WHAT TO WORK ON:
Copy the listing below in full and skip every picture.

Items from a dataset:
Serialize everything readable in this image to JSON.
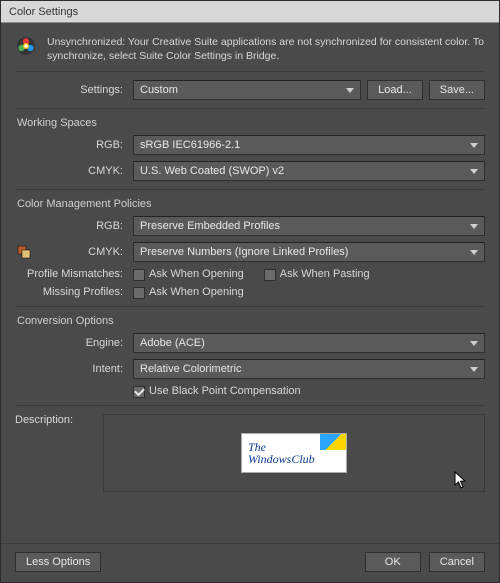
{
  "window": {
    "title": "Color Settings"
  },
  "sync": {
    "text": "Unsynchronized: Your Creative Suite applications are not synchronized for consistent color. To synchronize, select Suite Color Settings in Bridge."
  },
  "settings": {
    "label": "Settings:",
    "value": "Custom",
    "load_label": "Load...",
    "save_label": "Save..."
  },
  "working_spaces": {
    "title": "Working Spaces",
    "rgb_label": "RGB:",
    "rgb_value": "sRGB IEC61966-2.1",
    "cmyk_label": "CMYK:",
    "cmyk_value": "U.S. Web Coated (SWOP) v2"
  },
  "policies": {
    "title": "Color Management Policies",
    "rgb_label": "RGB:",
    "rgb_value": "Preserve Embedded Profiles",
    "cmyk_label": "CMYK:",
    "cmyk_value": "Preserve Numbers (Ignore Linked Profiles)",
    "mismatch_label": "Profile Mismatches:",
    "ask_open": "Ask When Opening",
    "ask_paste": "Ask When Pasting",
    "missing_label": "Missing Profiles:"
  },
  "conversion": {
    "title": "Conversion Options",
    "engine_label": "Engine:",
    "engine_value": "Adobe (ACE)",
    "intent_label": "Intent:",
    "intent_value": "Relative Colorimetric",
    "bpc_label": "Use Black Point Compensation"
  },
  "description": {
    "label": "Description:",
    "box_line1": "The",
    "box_line2": "WindowsClub"
  },
  "footer": {
    "less_label": "Less Options",
    "ok_label": "OK",
    "cancel_label": "Cancel"
  }
}
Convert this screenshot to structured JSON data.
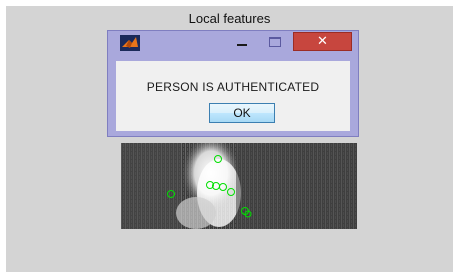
{
  "figure": {
    "title": "Local features"
  },
  "dialog": {
    "app_icon": "matlab-logo-icon",
    "minimize_glyph": "–",
    "close_glyph": "✕",
    "message": "PERSON IS AUTHENTICATED",
    "ok_label": "OK"
  },
  "colors": {
    "figure_bg": "#d4d4d4",
    "dialog_frame": "#a9a8dc",
    "close_button": "#c7463e",
    "feature_marker": "#00e000"
  }
}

EXERCISE OUTPUT:
Serialize everything readable in this image to JSON.
{
  "window": {
    "title": "Color Settings"
  },
  "sync": {
    "text": "Unsynchronized: Your Creative Suite applications are not synchronized for consistent color. To synchronize, select Suite Color Settings in Bridge."
  },
  "settings": {
    "label": "Settings:",
    "value": "Custom",
    "load_label": "Load...",
    "save_label": "Save..."
  },
  "working_spaces": {
    "title": "Working Spaces",
    "rgb_label": "RGB:",
    "rgb_value": "sRGB IEC61966-2.1",
    "cmyk_label": "CMYK:",
    "cmyk_value": "U.S. Web Coated (SWOP) v2"
  },
  "policies": {
    "title": "Color Management Policies",
    "rgb_label": "RGB:",
    "rgb_value": "Preserve Embedded Profiles",
    "cmyk_label": "CMYK:",
    "cmyk_value": "Preserve Numbers (Ignore Linked Profiles)",
    "mismatch_label": "Profile Mismatches:",
    "ask_open": "Ask When Opening",
    "ask_paste": "Ask When Pasting",
    "missing_label": "Missing Profiles:"
  },
  "conversion": {
    "title": "Conversion Options",
    "engine_label": "Engine:",
    "engine_value": "Adobe (ACE)",
    "intent_label": "Intent:",
    "intent_value": "Relative Colorimetric",
    "bpc_label": "Use Black Point Compensation"
  },
  "description": {
    "label": "Description:",
    "box_line1": "The",
    "box_line2": "WindowsClub"
  },
  "footer": {
    "less_label": "Less Options",
    "ok_label": "OK",
    "cancel_label": "Cancel"
  }
}
Convert this screenshot to structured JSON data.
{
  "figure": {
    "title": "Local features"
  },
  "dialog": {
    "app_icon": "matlab-logo-icon",
    "minimize_glyph": "–",
    "close_glyph": "✕",
    "message": "PERSON IS AUTHENTICATED",
    "ok_label": "OK"
  },
  "colors": {
    "figure_bg": "#d4d4d4",
    "dialog_frame": "#a9a8dc",
    "close_button": "#c7463e",
    "feature_marker": "#00e000"
  }
}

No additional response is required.